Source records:
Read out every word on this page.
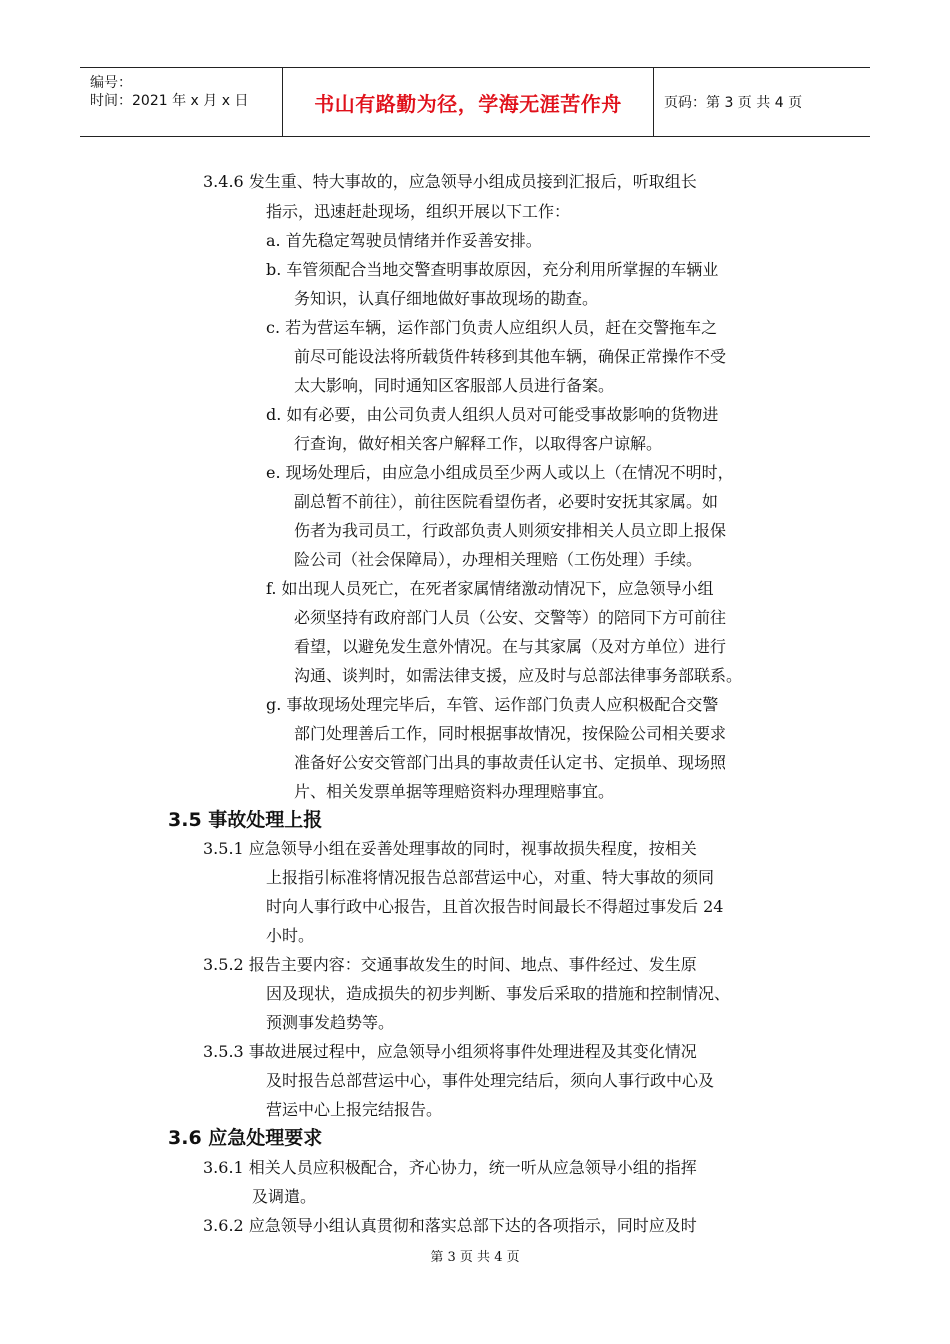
编号：
时间：2021 年 x 月 x 日	书山有路勤为径，学海无涯苦作舟	页码：第 3 页 共 4 页
3.4.6 发生重、特大事故的，应急领导小组成员接到汇报后，听取组长
指示，迅速赶赴现场，组织开展以下工作：
a. 首先稳定驾驶员情绪并作妥善安排。
b. 车管须配合当地交警查明事故原因，充分利用所掌握的车辆业
务知识，认真仔细地做好事故现场的勘查。
c. 若为营运车辆，运作部门负责人应组织人员，赶在交警拖车之
前尽可能设法将所载货件转移到其他车辆，确保正常操作不受
太大影响，同时通知区客服部人员进行备案。
d. 如有必要，由公司负责人组织人员对可能受事故影响的货物进
行查询，做好相关客户解释工作，以取得客户谅解。
e. 现场处理后，由应急小组成员至少两人或以上（在情况不明时，
副总暂不前往），前往医院看望伤者，必要时安抚其家属。如
伤者为我司员工，行政部负责人则须安排相关人员立即上报保
险公司（社会保障局），办理相关理赔（工伤处理）手续。
f. 如出现人员死亡，在死者家属情绪激动情况下，应急领导小组
必须坚持有政府部门人员（公安、交警等）的陪同下方可前往
看望，以避免发生意外情况。在与其家属（及对方单位）进行
沟通、谈判时，如需法律支援，应及时与总部法律事务部联系。
g. 事故现场处理完毕后，车管、运作部门负责人应积极配合交警
部门处理善后工作，同时根据事故情况，按保险公司相关要求
准备好公安交管部门出具的事故责任认定书、定损单、现场照
片、相关发票单据等理赔资料办理理赔事宜。
3.5 事故处理上报
3.5.1 应急领导小组在妥善处理事故的同时，视事故损失程度，按相关
上报指引标准将情况报告总部营运中心，对重、特大事故的须同
时向人事行政中心报告，且首次报告时间最长不得超过事发后 24
小时。
3.5.2 报告主要内容：交通事故发生的时间、地点、事件经过、发生原
因及现状，造成损失的初步判断、事发后采取的措施和控制情况、
预测事发趋势等。
3.5.3 事故进展过程中，应急领导小组须将事件处理进程及其变化情况
及时报告总部营运中心，事件处理完结后，须向人事行政中心及
营运中心上报完结报告。
3.6 应急处理要求
3.6.1 相关人员应积极配合，齐心协力，统一听从应急领导小组的指挥
及调遣。
3.6.2 应急领导小组认真贯彻和落实总部下达的各项指示，同时应及时
第 3 页 共 4 页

TASK INSTRUCTIONS - Print the full listing exactly, dropping the pictures.

FINAL RESULT -
Read out every word on this page.
编号：
时间：2021 年 x 月 x 日	书山有路勤为径，学海无涯苦作舟	页码：第 3 页 共 4 页
3.4.6 发生重、特大事故的，应急领导小组成员接到汇报后，听取组长
指示，迅速赶赴现场，组织开展以下工作：
a. 首先稳定驾驶员情绪并作妥善安排。
b. 车管须配合当地交警查明事故原因，充分利用所掌握的车辆业
务知识，认真仔细地做好事故现场的勘查。
c. 若为营运车辆，运作部门负责人应组织人员，赶在交警拖车之
前尽可能设法将所载货件转移到其他车辆，确保正常操作不受
太大影响，同时通知区客服部人员进行备案。
d. 如有必要，由公司负责人组织人员对可能受事故影响的货物进
行查询，做好相关客户解释工作，以取得客户谅解。
e. 现场处理后，由应急小组成员至少两人或以上（在情况不明时，
副总暂不前往），前往医院看望伤者，必要时安抚其家属。如
伤者为我司员工，行政部负责人则须安排相关人员立即上报保
险公司（社会保障局），办理相关理赔（工伤处理）手续。
f. 如出现人员死亡，在死者家属情绪激动情况下，应急领导小组
必须坚持有政府部门人员（公安、交警等）的陪同下方可前往
看望，以避免发生意外情况。在与其家属（及对方单位）进行
沟通、谈判时，如需法律支援，应及时与总部法律事务部联系。
g. 事故现场处理完毕后，车管、运作部门负责人应积极配合交警
部门处理善后工作，同时根据事故情况，按保险公司相关要求
准备好公安交管部门出具的事故责任认定书、定损单、现场照
片、相关发票单据等理赔资料办理理赔事宜。
3.5 事故处理上报
3.5.1 应急领导小组在妥善处理事故的同时，视事故损失程度，按相关
上报指引标准将情况报告总部营运中心，对重、特大事故的须同
时向人事行政中心报告，且首次报告时间最长不得超过事发后 24
小时。
3.5.2 报告主要内容：交通事故发生的时间、地点、事件经过、发生原
因及现状，造成损失的初步判断、事发后采取的措施和控制情况、
预测事发趋势等。
3.5.3 事故进展过程中，应急领导小组须将事件处理进程及其变化情况
及时报告总部营运中心，事件处理完结后，须向人事行政中心及
营运中心上报完结报告。
3.6 应急处理要求
3.6.1 相关人员应积极配合，齐心协力，统一听从应急领导小组的指挥
及调遣。
3.6.2 应急领导小组认真贯彻和落实总部下达的各项指示，同时应及时
第 3 页 共 4 页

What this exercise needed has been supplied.